■ GIVEN REQUEST
Using the material that follows, identify and copy each line with the string "objednávek".

--------------------------------------------------

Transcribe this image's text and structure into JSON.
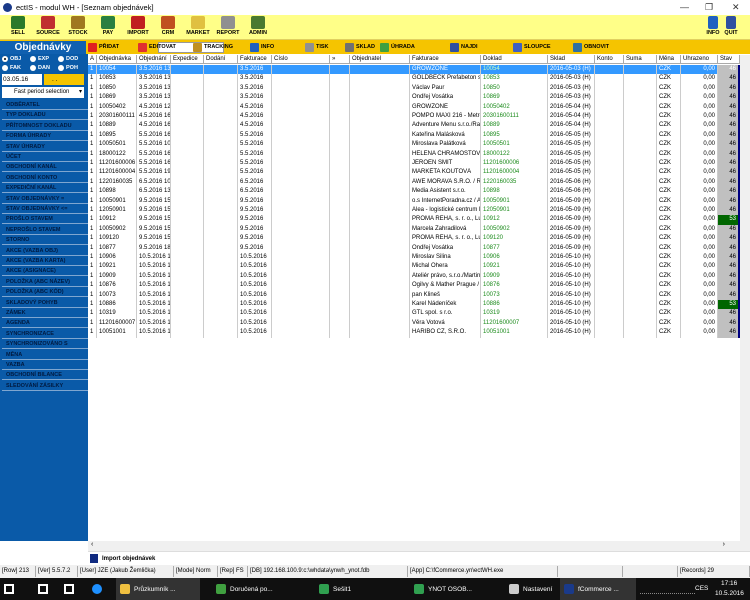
{
  "window": {
    "title": "ectIS - modul WH - [Seznam objednávek]"
  },
  "toolbar": [
    "SELL",
    "SOURCE",
    "STOCK",
    "PAY",
    "IMPORT",
    "CRM",
    "MARKET",
    "REPORT",
    "ADMIN"
  ],
  "toolbar_right": [
    "INFO",
    "QUIT"
  ],
  "section_title": "Objednávky",
  "actions": [
    "PŘIDAT",
    "EDITOVAT",
    "TRACKING",
    "INFO",
    "TISK",
    "SKLAD",
    "ÚHRADA",
    "NAJDI",
    "SLOUPCE",
    "OBNOVIT"
  ],
  "search_value": "",
  "filters": {
    "radios": [
      "OBJ",
      "EXP",
      "DOD",
      "FAK",
      "DAN",
      "POH"
    ],
    "date_from": "03.05.16",
    "date_to": ". .",
    "period": "Fast period selection"
  },
  "sidebar": [
    "ODBĚRATEL",
    "TYP DOKLADU",
    "PŘÍTOMNOST DOKLADU",
    "FORMA ÚHRADY",
    "STAV ÚHRADY",
    "ÚČET",
    "OBCHODNÍ KANÁL",
    "OBCHODNÍ KONTO",
    "EXPEDIČNÍ KANÁL",
    "STAV OBJEDNÁVKY =",
    "STAV OBJEDNÁVKY <=",
    "PROŠLO STAVEM",
    "NEPROŠLO STAVEM",
    "STORNO",
    "AKCE (VAZBA OBJ)",
    "AKCE (VAZBA KARTA)",
    "AKCE (ASIGNACE)",
    "POLOŽKA (ABC NÁZEV)",
    "POLOŽKA (ABC KÓD)",
    "SKLADOVÝ POHYB",
    "ZÁMEK",
    "AGENDA",
    "SYNCHRONIZACE",
    "SYNCHRONIZOVÁNO S",
    "MĚNA",
    "VAZBA",
    "OBCHODNÍ BILANCE",
    "SLEDOVÁNÍ ZÁSILKY"
  ],
  "columns": [
    "A",
    "Objednávka",
    "Objednání",
    "Expedice",
    "Dodání",
    "Fakturace",
    "Číslo",
    "»",
    "Objednatel",
    "Fakturace",
    "Doklad",
    "Sklad",
    "Konto",
    "Suma",
    "Měna",
    "Uhrazeno",
    "Stav"
  ],
  "rows": [
    [
      "1",
      "10054",
      "3.5.2016 13",
      "",
      "",
      "3.5.2016",
      "",
      "",
      "",
      "GROWZONE",
      "10054",
      "2016-05-03 (H)",
      "",
      "",
      "CZK",
      "0,00",
      "46"
    ],
    [
      "1",
      "10853",
      "3.5.2016 13",
      "",
      "",
      "3.5.2016",
      "",
      "",
      "",
      "GOLDBECK Prefabeton s.r.o.",
      "10853",
      "2016-05-03 (H)",
      "",
      "",
      "CZK",
      "0,00",
      "46"
    ],
    [
      "1",
      "10850",
      "3.5.2016 13",
      "",
      "",
      "3.5.2016",
      "",
      "",
      "",
      "Václav Paur",
      "10850",
      "2016-05-03 (H)",
      "",
      "",
      "CZK",
      "0,00",
      "46"
    ],
    [
      "1",
      "10869",
      "3.5.2016 13",
      "",
      "",
      "3.5.2016",
      "",
      "",
      "",
      "Ondřej Vosátka",
      "10869",
      "2016-05-03 (H)",
      "",
      "",
      "CZK",
      "0,00",
      "46"
    ],
    [
      "1",
      "10050402",
      "4.5.2016 12",
      "",
      "",
      "4.5.2016",
      "",
      "",
      "",
      "GROWZONE",
      "10050402",
      "2016-05-04 (H)",
      "",
      "",
      "CZK",
      "0,00",
      "46"
    ],
    [
      "1",
      "20301600111",
      "4.5.2016 16",
      "",
      "",
      "4.5.2016",
      "",
      "",
      "",
      "POMPO MAXI 216 - Metropole",
      "20301600111",
      "2016-05-04 (H)",
      "",
      "",
      "CZK",
      "0,00",
      "46"
    ],
    [
      "1",
      "10889",
      "4.5.2016 16",
      "",
      "",
      "4.5.2016",
      "",
      "",
      "",
      "Adventure Menu s.r.o./Radek S",
      "10889",
      "2016-05-04 (H)",
      "",
      "",
      "CZK",
      "0,00",
      "46"
    ],
    [
      "1",
      "10895",
      "5.5.2016 16",
      "",
      "",
      "5.5.2016",
      "",
      "",
      "",
      "Kateřina Malásková",
      "10895",
      "2016-05-05 (H)",
      "",
      "",
      "CZK",
      "0,00",
      "46"
    ],
    [
      "1",
      "10050501",
      "5.5.2016 10",
      "",
      "",
      "5.5.2016",
      "",
      "",
      "",
      "Miroslava Palátková",
      "10050501",
      "2016-05-05 (H)",
      "",
      "",
      "CZK",
      "0,00",
      "46"
    ],
    [
      "1",
      "18000122",
      "5.5.2016 16",
      "",
      "",
      "5.5.2016",
      "",
      "",
      "",
      "HELENA CHRAMOSTOVÁ",
      "18000122",
      "2016-05-05 (H)",
      "",
      "",
      "CZK",
      "0,00",
      "46"
    ],
    [
      "1",
      "11201600006",
      "5.5.2016 16",
      "",
      "",
      "5.5.2016",
      "",
      "",
      "",
      "JEROEN SMIT",
      "11201600006",
      "2016-05-05 (H)",
      "",
      "",
      "CZK",
      "0,00",
      "46"
    ],
    [
      "1",
      "11201600004",
      "5.5.2016 19",
      "",
      "",
      "5.5.2016",
      "",
      "",
      "",
      "MARKÉTA KOUTOVÁ",
      "11201600004",
      "2016-05-05 (H)",
      "",
      "",
      "CZK",
      "0,00",
      "46"
    ],
    [
      "1",
      "1220160035",
      "6.5.2016 10",
      "",
      "",
      "6.5.2016",
      "",
      "",
      "",
      "AWE MORAVA S.R.O. / ROMA",
      "1220160035",
      "2016-05-06 (H)",
      "",
      "",
      "CZK",
      "0,00",
      "46"
    ],
    [
      "1",
      "10898",
      "6.5.2016 13",
      "",
      "",
      "6.5.2016",
      "",
      "",
      "",
      "Media Asistent s.r.o.",
      "10898",
      "2016-05-06 (H)",
      "",
      "",
      "CZK",
      "0,00",
      "46"
    ],
    [
      "1",
      "10050901",
      "9.5.2016 15",
      "",
      "",
      "9.5.2016",
      "",
      "",
      "",
      "o.s InternetPoradna.cz / Andrea",
      "10050901",
      "2016-05-09 (H)",
      "",
      "",
      "CZK",
      "0,00",
      "46"
    ],
    [
      "1",
      "12050901",
      "9.5.2016 15",
      "",
      "",
      "9.5.2016",
      "",
      "",
      "",
      "Alea - logistické centrum Hor",
      "12050901",
      "2016-05-09 (H)",
      "",
      "",
      "CZK",
      "0,00",
      "46"
    ],
    [
      "1",
      "10912",
      "9.5.2016 15",
      "",
      "",
      "9.5.2016",
      "",
      "",
      "",
      "PROMA REHA, s. r. o., Lukáš C",
      "10912",
      "2016-05-09 (H)",
      "",
      "",
      "CZK",
      "0,00",
      "53"
    ],
    [
      "1",
      "10050902",
      "9.5.2016 15",
      "",
      "",
      "9.5.2016",
      "",
      "",
      "",
      "Marcela Zahradilová",
      "10050902",
      "2016-05-09 (H)",
      "",
      "",
      "CZK",
      "0,00",
      "46"
    ],
    [
      "1",
      "109120",
      "9.5.2016 15",
      "",
      "",
      "9.5.2016",
      "",
      "",
      "",
      "PROMA REHA, s. r. o., Lukáš C",
      "109120",
      "2016-05-09 (H)",
      "",
      "",
      "CZK",
      "0,00",
      "46"
    ],
    [
      "1",
      "10877",
      "9.5.2016 18",
      "",
      "",
      "9.5.2016",
      "",
      "",
      "",
      "Ondřej Vosátka",
      "10877",
      "2016-05-09 (H)",
      "",
      "",
      "CZK",
      "0,00",
      "46"
    ],
    [
      "1",
      "10906",
      "10.5.2016 1",
      "",
      "",
      "10.5.2016",
      "",
      "",
      "",
      "Miroslav Šilina",
      "10906",
      "2016-05-10 (H)",
      "",
      "",
      "CZK",
      "0,00",
      "46"
    ],
    [
      "1",
      "10921",
      "10.5.2016 1",
      "",
      "",
      "10.5.2016",
      "",
      "",
      "",
      "Michal Ohera",
      "10921",
      "2016-05-10 (H)",
      "",
      "",
      "CZK",
      "0,00",
      "46"
    ],
    [
      "1",
      "10909",
      "10.5.2016 1",
      "",
      "",
      "10.5.2016",
      "",
      "",
      "",
      "Ateliér právo, s.r.o./Martina Čink",
      "10909",
      "2016-05-10 (H)",
      "",
      "",
      "CZK",
      "0,00",
      "46"
    ],
    [
      "1",
      "10876",
      "10.5.2016 1",
      "",
      "",
      "10.5.2016",
      "",
      "",
      "",
      "Ogilvy & Mather Prague / Tomáš",
      "10876",
      "2016-05-10 (H)",
      "",
      "",
      "CZK",
      "0,00",
      "46"
    ],
    [
      "1",
      "10073",
      "10.5.2016 1",
      "",
      "",
      "10.5.2016",
      "",
      "",
      "",
      "pan Klineš",
      "10073",
      "2016-05-10 (H)",
      "",
      "",
      "CZK",
      "0,00",
      "46"
    ],
    [
      "1",
      "10886",
      "10.5.2016 1",
      "",
      "",
      "10.5.2016",
      "",
      "",
      "",
      "Karel Nádeníček",
      "10886",
      "2016-05-10 (H)",
      "",
      "",
      "CZK",
      "0,00",
      "53"
    ],
    [
      "1",
      "10319",
      "10.5.2016 1",
      "",
      "",
      "10.5.2016",
      "",
      "",
      "",
      "GTL spol. s r.o.",
      "10319",
      "2016-05-10 (H)",
      "",
      "",
      "CZK",
      "0,00",
      "46"
    ],
    [
      "1",
      "11201600007",
      "10.5.2016 1",
      "",
      "",
      "10.5.2016",
      "",
      "",
      "",
      "Věra Votová",
      "11201600007",
      "2016-05-10 (H)",
      "",
      "",
      "CZK",
      "0,00",
      "46"
    ],
    [
      "1",
      "10051001",
      "10.5.2016 1",
      "",
      "",
      "10.5.2016",
      "",
      "",
      "",
      "HARIBO CZ, S.R.O.",
      "10051001",
      "2016-05-10 (H)",
      "",
      "",
      "CZK",
      "0,00",
      "46"
    ]
  ],
  "selected_row": 0,
  "import_panel": "Import objednávek",
  "status": [
    "[Row] 213",
    "[Ver] 5.5.7.2",
    "[User] JZE (Jakub Žemlička)",
    "[Mode] Norm",
    "[Rep] FS",
    "[DB] 192.168.100.9:c:\\whdata\\ynwh_ynot.fdb",
    "[App] C:\\fCommerce.yn\\ectWH.exe",
    "",
    "",
    "[Records] 29"
  ],
  "taskbar": {
    "apps": [
      "Průzkumník ...",
      "Doručená po...",
      "Sešit1",
      "YNOT OSOB...",
      "Nastavení",
      "fCommerce ..."
    ],
    "lang": "CES",
    "time": "17:16",
    "date": "10.5.2016"
  },
  "colors": {
    "toolbar": "#ffff88",
    "actionbar": "#f5c400",
    "sidebar": "#0a5aa8",
    "selected": "#3399ff",
    "stav_highlight": "#006600"
  }
}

--------------------------------------------------

■ TASK RESPONSE
    "title": "ectIS - modul WH - [Seznam objednávek]"
  "import_panel": "Import objednávek",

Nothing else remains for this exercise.